==== SOURCE DATA ====
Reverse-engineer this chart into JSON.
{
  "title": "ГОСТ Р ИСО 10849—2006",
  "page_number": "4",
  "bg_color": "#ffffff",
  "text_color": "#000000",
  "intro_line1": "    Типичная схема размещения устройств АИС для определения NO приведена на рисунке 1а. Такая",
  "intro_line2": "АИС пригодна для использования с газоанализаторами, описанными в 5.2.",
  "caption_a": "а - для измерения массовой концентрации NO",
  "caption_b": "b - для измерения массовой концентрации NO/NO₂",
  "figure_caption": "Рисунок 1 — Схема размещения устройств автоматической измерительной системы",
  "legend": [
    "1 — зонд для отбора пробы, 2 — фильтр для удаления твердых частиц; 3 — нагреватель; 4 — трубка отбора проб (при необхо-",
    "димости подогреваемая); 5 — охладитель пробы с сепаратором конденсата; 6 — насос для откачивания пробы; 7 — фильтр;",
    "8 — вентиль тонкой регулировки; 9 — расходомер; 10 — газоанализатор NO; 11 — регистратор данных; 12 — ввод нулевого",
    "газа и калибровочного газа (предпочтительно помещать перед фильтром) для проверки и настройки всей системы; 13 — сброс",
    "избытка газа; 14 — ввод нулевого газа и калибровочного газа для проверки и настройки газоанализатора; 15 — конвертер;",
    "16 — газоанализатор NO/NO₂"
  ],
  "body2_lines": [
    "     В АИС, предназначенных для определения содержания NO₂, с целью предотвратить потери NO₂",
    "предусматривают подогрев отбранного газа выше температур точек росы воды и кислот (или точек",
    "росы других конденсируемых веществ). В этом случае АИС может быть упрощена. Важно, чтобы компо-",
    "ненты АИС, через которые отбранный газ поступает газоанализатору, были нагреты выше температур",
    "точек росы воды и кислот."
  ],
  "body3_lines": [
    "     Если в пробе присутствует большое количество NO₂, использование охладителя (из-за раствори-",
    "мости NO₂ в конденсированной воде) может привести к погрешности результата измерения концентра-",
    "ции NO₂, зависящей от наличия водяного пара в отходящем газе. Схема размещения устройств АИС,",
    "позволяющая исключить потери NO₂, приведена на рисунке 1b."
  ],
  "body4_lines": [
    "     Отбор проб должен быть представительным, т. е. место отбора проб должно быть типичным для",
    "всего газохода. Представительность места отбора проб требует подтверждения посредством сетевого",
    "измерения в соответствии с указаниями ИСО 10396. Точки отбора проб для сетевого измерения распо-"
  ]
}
====
#### [WRITTEN TASK]
Retype the material in full. Each word must match.

#### [FINAL ANSWER]
Reverse-engineer this chart into JSON.
{
  "title": "ГОСТ Р ИСО 10849—2006",
  "page_number": "4",
  "bg_color": "#ffffff",
  "text_color": "#000000",
  "intro_line1": "    Типичная схема размещения устройств АИС для определения NO приведена на рисунке 1а. Такая",
  "intro_line2": "АИС пригодна для использования с газоанализаторами, описанными в 5.2.",
  "caption_a": "а - для измерения массовой концентрации NO",
  "caption_b": "b - для измерения массовой концентрации NO/NO₂",
  "figure_caption": "Рисунок 1 — Схема размещения устройств автоматической измерительной системы",
  "legend": [
    "1 — зонд для отбора пробы, 2 — фильтр для удаления твердых частиц; 3 — нагреватель; 4 — трубка отбора проб (при необхо-",
    "димости подогреваемая); 5 — охладитель пробы с сепаратором конденсата; 6 — насос для откачивания пробы; 7 — фильтр;",
    "8 — вентиль тонкой регулировки; 9 — расходомер; 10 — газоанализатор NO; 11 — регистратор данных; 12 — ввод нулевого",
    "газа и калибровочного газа (предпочтительно помещать перед фильтром) для проверки и настройки всей системы; 13 — сброс",
    "избытка газа; 14 — ввод нулевого газа и калибровочного газа для проверки и настройки газоанализатора; 15 — конвертер;",
    "16 — газоанализатор NO/NO₂"
  ],
  "body2_lines": [
    "     В АИС, предназначенных для определения содержания NO₂, с целью предотвратить потери NO₂",
    "предусматривают подогрев отбранного газа выше температур точек росы воды и кислот (или точек",
    "росы других конденсируемых веществ). В этом случае АИС может быть упрощена. Важно, чтобы компо-",
    "ненты АИС, через которые отбранный газ поступает газоанализатору, были нагреты выше температур",
    "точек росы воды и кислот."
  ],
  "body3_lines": [
    "     Если в пробе присутствует большое количество NO₂, использование охладителя (из-за раствори-",
    "мости NO₂ в конденсированной воде) может привести к погрешности результата измерения концентра-",
    "ции NO₂, зависящей от наличия водяного пара в отходящем газе. Схема размещения устройств АИС,",
    "позволяющая исключить потери NO₂, приведена на рисунке 1b."
  ],
  "body4_lines": [
    "     Отбор проб должен быть представительным, т. е. место отбора проб должно быть типичным для",
    "всего газохода. Представительность места отбора проб требует подтверждения посредством сетевого",
    "измерения в соответствии с указаниями ИСО 10396. Точки отбора проб для сетевого измерения распо-"
  ]
}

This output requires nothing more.